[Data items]
--- begin ---

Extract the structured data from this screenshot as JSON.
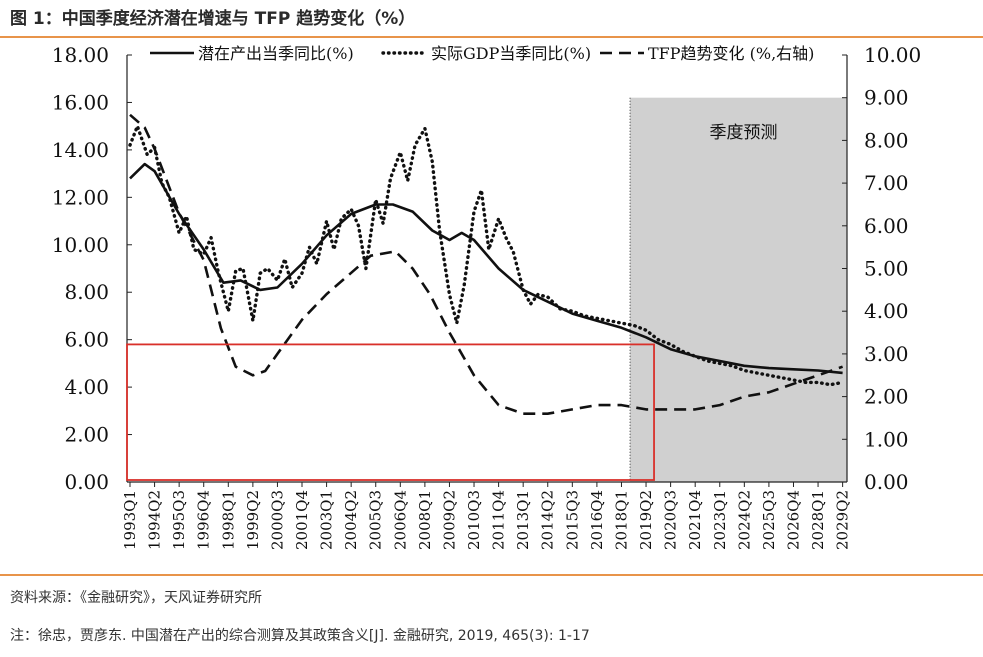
{
  "title": "图 1：中国季度经济潜在增速与 TFP 趋势变化（%）",
  "source": "资料来源：《金融研究》，天风证券研究所",
  "note": "注：徐忠，贾彦东. 中国潜在产出的综合测算及其政策含义[J]. 金融研究, 2019, 465(3): 1-17",
  "colors": {
    "accent": "#e8944a",
    "forecast_shade": "#d0d0d0",
    "highlight_box": "#d9302a",
    "line": "#111111"
  },
  "chart_data": {
    "type": "line",
    "title": "中国季度经济潜在增速与 TFP 趋势变化（%）",
    "forecast_label": "季度预测",
    "forecast_start": "2019Q2",
    "categories": [
      "1993Q1",
      "1994Q2",
      "1995Q3",
      "1996Q4",
      "1998Q1",
      "1999Q2",
      "2000Q3",
      "2001Q4",
      "2003Q1",
      "2004Q2",
      "2005Q3",
      "2006Q4",
      "2008Q1",
      "2009Q2",
      "2010Q3",
      "2011Q4",
      "2013Q1",
      "2014Q2",
      "2015Q3",
      "2016Q4",
      "2018Q1",
      "2019Q2",
      "2020Q3",
      "2021Q4",
      "2023Q1",
      "2024Q2",
      "2025Q3",
      "2026Q4",
      "2028Q1",
      "2029Q2"
    ],
    "y_left": {
      "ticks": [
        "0.00",
        "2.00",
        "4.00",
        "6.00",
        "8.00",
        "10.00",
        "12.00",
        "14.00",
        "16.00",
        "18.00"
      ],
      "ylim": [
        0,
        18
      ]
    },
    "y_right": {
      "ticks": [
        "0.00",
        "1.00",
        "2.00",
        "3.00",
        "4.00",
        "5.00",
        "6.00",
        "7.00",
        "8.00",
        "9.00",
        "10.00"
      ],
      "ylim": [
        0,
        10
      ]
    },
    "series": [
      {
        "name": "潜在产出当季同比(%)",
        "axis": "left",
        "style": "solid",
        "points": [
          [
            0,
            12.8
          ],
          [
            0.6,
            13.4
          ],
          [
            1,
            13.1
          ],
          [
            2,
            11.3
          ],
          [
            3,
            9.8
          ],
          [
            3.8,
            8.4
          ],
          [
            4.5,
            8.5
          ],
          [
            5.3,
            8.1
          ],
          [
            6,
            8.2
          ],
          [
            7,
            9.2
          ],
          [
            8,
            10.4
          ],
          [
            9,
            11.3
          ],
          [
            10,
            11.7
          ],
          [
            10.7,
            11.7
          ],
          [
            11.5,
            11.4
          ],
          [
            12.3,
            10.6
          ],
          [
            13,
            10.2
          ],
          [
            13.5,
            10.5
          ],
          [
            14,
            10.2
          ],
          [
            15,
            9.0
          ],
          [
            16,
            8.1
          ],
          [
            17,
            7.6
          ],
          [
            18,
            7.1
          ],
          [
            19,
            6.8
          ],
          [
            20,
            6.5
          ],
          [
            21,
            6.1
          ],
          [
            22,
            5.6
          ],
          [
            23,
            5.3
          ],
          [
            24,
            5.1
          ],
          [
            25,
            4.9
          ],
          [
            26,
            4.8
          ],
          [
            27,
            4.75
          ],
          [
            28,
            4.7
          ],
          [
            29,
            4.6
          ]
        ]
      },
      {
        "name": "实际GDP当季同比(%)",
        "axis": "left",
        "style": "dotted",
        "points": [
          [
            0,
            14.2
          ],
          [
            0.3,
            15.0
          ],
          [
            0.7,
            13.8
          ],
          [
            1,
            14.1
          ],
          [
            1.3,
            12.6
          ],
          [
            1.6,
            12.0
          ],
          [
            2,
            10.5
          ],
          [
            2.3,
            11.2
          ],
          [
            2.6,
            9.8
          ],
          [
            3,
            9.6
          ],
          [
            3.3,
            10.3
          ],
          [
            3.6,
            8.8
          ],
          [
            4,
            7.2
          ],
          [
            4.3,
            8.9
          ],
          [
            4.6,
            9.0
          ],
          [
            5,
            6.8
          ],
          [
            5.3,
            8.8
          ],
          [
            5.6,
            9.0
          ],
          [
            6,
            8.5
          ],
          [
            6.3,
            9.4
          ],
          [
            6.6,
            8.2
          ],
          [
            7,
            8.8
          ],
          [
            7.3,
            9.9
          ],
          [
            7.6,
            9.2
          ],
          [
            8,
            11.0
          ],
          [
            8.3,
            9.8
          ],
          [
            8.6,
            11.1
          ],
          [
            9,
            11.5
          ],
          [
            9.3,
            10.8
          ],
          [
            9.6,
            9.0
          ],
          [
            10,
            11.9
          ],
          [
            10.3,
            10.9
          ],
          [
            10.6,
            12.8
          ],
          [
            11,
            13.9
          ],
          [
            11.3,
            12.7
          ],
          [
            11.6,
            14.2
          ],
          [
            12,
            14.9
          ],
          [
            12.3,
            13.5
          ],
          [
            12.6,
            10.6
          ],
          [
            13,
            7.9
          ],
          [
            13.3,
            6.7
          ],
          [
            13.6,
            8.3
          ],
          [
            14,
            11.4
          ],
          [
            14.3,
            12.3
          ],
          [
            14.6,
            9.8
          ],
          [
            15,
            11.1
          ],
          [
            15.3,
            10.3
          ],
          [
            15.6,
            9.7
          ],
          [
            16,
            8.1
          ],
          [
            16.3,
            7.5
          ],
          [
            16.6,
            7.9
          ],
          [
            17,
            7.8
          ],
          [
            17.5,
            7.3
          ],
          [
            18,
            7.2
          ],
          [
            18.5,
            7.0
          ],
          [
            19,
            6.9
          ],
          [
            19.5,
            6.8
          ],
          [
            20,
            6.7
          ],
          [
            20.5,
            6.6
          ],
          [
            21,
            6.4
          ],
          [
            21.5,
            6.0
          ],
          [
            22,
            5.8
          ],
          [
            22.5,
            5.5
          ],
          [
            23,
            5.3
          ],
          [
            23.5,
            5.1
          ],
          [
            24,
            5.0
          ],
          [
            24.5,
            4.9
          ],
          [
            25,
            4.7
          ],
          [
            25.5,
            4.6
          ],
          [
            26,
            4.5
          ],
          [
            26.5,
            4.4
          ],
          [
            27,
            4.3
          ],
          [
            27.5,
            4.2
          ],
          [
            28,
            4.2
          ],
          [
            28.5,
            4.1
          ],
          [
            29,
            4.2
          ]
        ]
      },
      {
        "name": "TFP趋势变化 (%,右轴)",
        "axis": "right",
        "style": "dashed",
        "points": [
          [
            0,
            8.6
          ],
          [
            0.6,
            8.3
          ],
          [
            1,
            7.8
          ],
          [
            2,
            6.3
          ],
          [
            3,
            5.2
          ],
          [
            3.7,
            3.6
          ],
          [
            4.3,
            2.7
          ],
          [
            5,
            2.5
          ],
          [
            5.5,
            2.6
          ],
          [
            6,
            3.0
          ],
          [
            7,
            3.8
          ],
          [
            8,
            4.4
          ],
          [
            9,
            4.9
          ],
          [
            9.8,
            5.3
          ],
          [
            10.8,
            5.4
          ],
          [
            11.5,
            5.0
          ],
          [
            12.2,
            4.4
          ],
          [
            13,
            3.5
          ],
          [
            14,
            2.5
          ],
          [
            15,
            1.8
          ],
          [
            16,
            1.6
          ],
          [
            16.5,
            1.6
          ],
          [
            17,
            1.6
          ],
          [
            18,
            1.7
          ],
          [
            19,
            1.8
          ],
          [
            20,
            1.8
          ],
          [
            21,
            1.7
          ],
          [
            22,
            1.7
          ],
          [
            23,
            1.7
          ],
          [
            24,
            1.8
          ],
          [
            25,
            2.0
          ],
          [
            26,
            2.1
          ],
          [
            27,
            2.3
          ],
          [
            28,
            2.5
          ],
          [
            29,
            2.7
          ]
        ]
      }
    ],
    "highlight_box": {
      "from": "1993Q1",
      "to": "2019Q2",
      "y_from": 0,
      "y_to": 5.8
    }
  }
}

--- end ---

▶ Stated exercise: Restate the data above word for word. Do not include the images.

▶ Answer to this problem:
Extract the structured data from this screenshot as JSON.
{
  "title": "图 1：中国季度经济潜在增速与 TFP 趋势变化（%）",
  "source": "资料来源：《金融研究》，天风证券研究所",
  "note": "注：徐忠，贾彦东. 中国潜在产出的综合测算及其政策含义[J]. 金融研究, 2019, 465(3): 1-17",
  "colors": {
    "accent": "#e8944a",
    "forecast_shade": "#d0d0d0",
    "highlight_box": "#d9302a",
    "line": "#111111"
  },
  "chart_data": {
    "type": "line",
    "title": "中国季度经济潜在增速与 TFP 趋势变化（%）",
    "forecast_label": "季度预测",
    "forecast_start": "2019Q2",
    "categories": [
      "1993Q1",
      "1994Q2",
      "1995Q3",
      "1996Q4",
      "1998Q1",
      "1999Q2",
      "2000Q3",
      "2001Q4",
      "2003Q1",
      "2004Q2",
      "2005Q3",
      "2006Q4",
      "2008Q1",
      "2009Q2",
      "2010Q3",
      "2011Q4",
      "2013Q1",
      "2014Q2",
      "2015Q3",
      "2016Q4",
      "2018Q1",
      "2019Q2",
      "2020Q3",
      "2021Q4",
      "2023Q1",
      "2024Q2",
      "2025Q3",
      "2026Q4",
      "2028Q1",
      "2029Q2"
    ],
    "y_left": {
      "ticks": [
        "0.00",
        "2.00",
        "4.00",
        "6.00",
        "8.00",
        "10.00",
        "12.00",
        "14.00",
        "16.00",
        "18.00"
      ],
      "ylim": [
        0,
        18
      ]
    },
    "y_right": {
      "ticks": [
        "0.00",
        "1.00",
        "2.00",
        "3.00",
        "4.00",
        "5.00",
        "6.00",
        "7.00",
        "8.00",
        "9.00",
        "10.00"
      ],
      "ylim": [
        0,
        10
      ]
    },
    "series": [
      {
        "name": "潜在产出当季同比(%)",
        "axis": "left",
        "style": "solid",
        "points": [
          [
            0,
            12.8
          ],
          [
            0.6,
            13.4
          ],
          [
            1,
            13.1
          ],
          [
            2,
            11.3
          ],
          [
            3,
            9.8
          ],
          [
            3.8,
            8.4
          ],
          [
            4.5,
            8.5
          ],
          [
            5.3,
            8.1
          ],
          [
            6,
            8.2
          ],
          [
            7,
            9.2
          ],
          [
            8,
            10.4
          ],
          [
            9,
            11.3
          ],
          [
            10,
            11.7
          ],
          [
            10.7,
            11.7
          ],
          [
            11.5,
            11.4
          ],
          [
            12.3,
            10.6
          ],
          [
            13,
            10.2
          ],
          [
            13.5,
            10.5
          ],
          [
            14,
            10.2
          ],
          [
            15,
            9.0
          ],
          [
            16,
            8.1
          ],
          [
            17,
            7.6
          ],
          [
            18,
            7.1
          ],
          [
            19,
            6.8
          ],
          [
            20,
            6.5
          ],
          [
            21,
            6.1
          ],
          [
            22,
            5.6
          ],
          [
            23,
            5.3
          ],
          [
            24,
            5.1
          ],
          [
            25,
            4.9
          ],
          [
            26,
            4.8
          ],
          [
            27,
            4.75
          ],
          [
            28,
            4.7
          ],
          [
            29,
            4.6
          ]
        ]
      },
      {
        "name": "实际GDP当季同比(%)",
        "axis": "left",
        "style": "dotted",
        "points": [
          [
            0,
            14.2
          ],
          [
            0.3,
            15.0
          ],
          [
            0.7,
            13.8
          ],
          [
            1,
            14.1
          ],
          [
            1.3,
            12.6
          ],
          [
            1.6,
            12.0
          ],
          [
            2,
            10.5
          ],
          [
            2.3,
            11.2
          ],
          [
            2.6,
            9.8
          ],
          [
            3,
            9.6
          ],
          [
            3.3,
            10.3
          ],
          [
            3.6,
            8.8
          ],
          [
            4,
            7.2
          ],
          [
            4.3,
            8.9
          ],
          [
            4.6,
            9.0
          ],
          [
            5,
            6.8
          ],
          [
            5.3,
            8.8
          ],
          [
            5.6,
            9.0
          ],
          [
            6,
            8.5
          ],
          [
            6.3,
            9.4
          ],
          [
            6.6,
            8.2
          ],
          [
            7,
            8.8
          ],
          [
            7.3,
            9.9
          ],
          [
            7.6,
            9.2
          ],
          [
            8,
            11.0
          ],
          [
            8.3,
            9.8
          ],
          [
            8.6,
            11.1
          ],
          [
            9,
            11.5
          ],
          [
            9.3,
            10.8
          ],
          [
            9.6,
            9.0
          ],
          [
            10,
            11.9
          ],
          [
            10.3,
            10.9
          ],
          [
            10.6,
            12.8
          ],
          [
            11,
            13.9
          ],
          [
            11.3,
            12.7
          ],
          [
            11.6,
            14.2
          ],
          [
            12,
            14.9
          ],
          [
            12.3,
            13.5
          ],
          [
            12.6,
            10.6
          ],
          [
            13,
            7.9
          ],
          [
            13.3,
            6.7
          ],
          [
            13.6,
            8.3
          ],
          [
            14,
            11.4
          ],
          [
            14.3,
            12.3
          ],
          [
            14.6,
            9.8
          ],
          [
            15,
            11.1
          ],
          [
            15.3,
            10.3
          ],
          [
            15.6,
            9.7
          ],
          [
            16,
            8.1
          ],
          [
            16.3,
            7.5
          ],
          [
            16.6,
            7.9
          ],
          [
            17,
            7.8
          ],
          [
            17.5,
            7.3
          ],
          [
            18,
            7.2
          ],
          [
            18.5,
            7.0
          ],
          [
            19,
            6.9
          ],
          [
            19.5,
            6.8
          ],
          [
            20,
            6.7
          ],
          [
            20.5,
            6.6
          ],
          [
            21,
            6.4
          ],
          [
            21.5,
            6.0
          ],
          [
            22,
            5.8
          ],
          [
            22.5,
            5.5
          ],
          [
            23,
            5.3
          ],
          [
            23.5,
            5.1
          ],
          [
            24,
            5.0
          ],
          [
            24.5,
            4.9
          ],
          [
            25,
            4.7
          ],
          [
            25.5,
            4.6
          ],
          [
            26,
            4.5
          ],
          [
            26.5,
            4.4
          ],
          [
            27,
            4.3
          ],
          [
            27.5,
            4.2
          ],
          [
            28,
            4.2
          ],
          [
            28.5,
            4.1
          ],
          [
            29,
            4.2
          ]
        ]
      },
      {
        "name": "TFP趋势变化 (%,右轴)",
        "axis": "right",
        "style": "dashed",
        "points": [
          [
            0,
            8.6
          ],
          [
            0.6,
            8.3
          ],
          [
            1,
            7.8
          ],
          [
            2,
            6.3
          ],
          [
            3,
            5.2
          ],
          [
            3.7,
            3.6
          ],
          [
            4.3,
            2.7
          ],
          [
            5,
            2.5
          ],
          [
            5.5,
            2.6
          ],
          [
            6,
            3.0
          ],
          [
            7,
            3.8
          ],
          [
            8,
            4.4
          ],
          [
            9,
            4.9
          ],
          [
            9.8,
            5.3
          ],
          [
            10.8,
            5.4
          ],
          [
            11.5,
            5.0
          ],
          [
            12.2,
            4.4
          ],
          [
            13,
            3.5
          ],
          [
            14,
            2.5
          ],
          [
            15,
            1.8
          ],
          [
            16,
            1.6
          ],
          [
            16.5,
            1.6
          ],
          [
            17,
            1.6
          ],
          [
            18,
            1.7
          ],
          [
            19,
            1.8
          ],
          [
            20,
            1.8
          ],
          [
            21,
            1.7
          ],
          [
            22,
            1.7
          ],
          [
            23,
            1.7
          ],
          [
            24,
            1.8
          ],
          [
            25,
            2.0
          ],
          [
            26,
            2.1
          ],
          [
            27,
            2.3
          ],
          [
            28,
            2.5
          ],
          [
            29,
            2.7
          ]
        ]
      }
    ],
    "highlight_box": {
      "from": "1993Q1",
      "to": "2019Q2",
      "y_from": 0,
      "y_to": 5.8
    }
  }
}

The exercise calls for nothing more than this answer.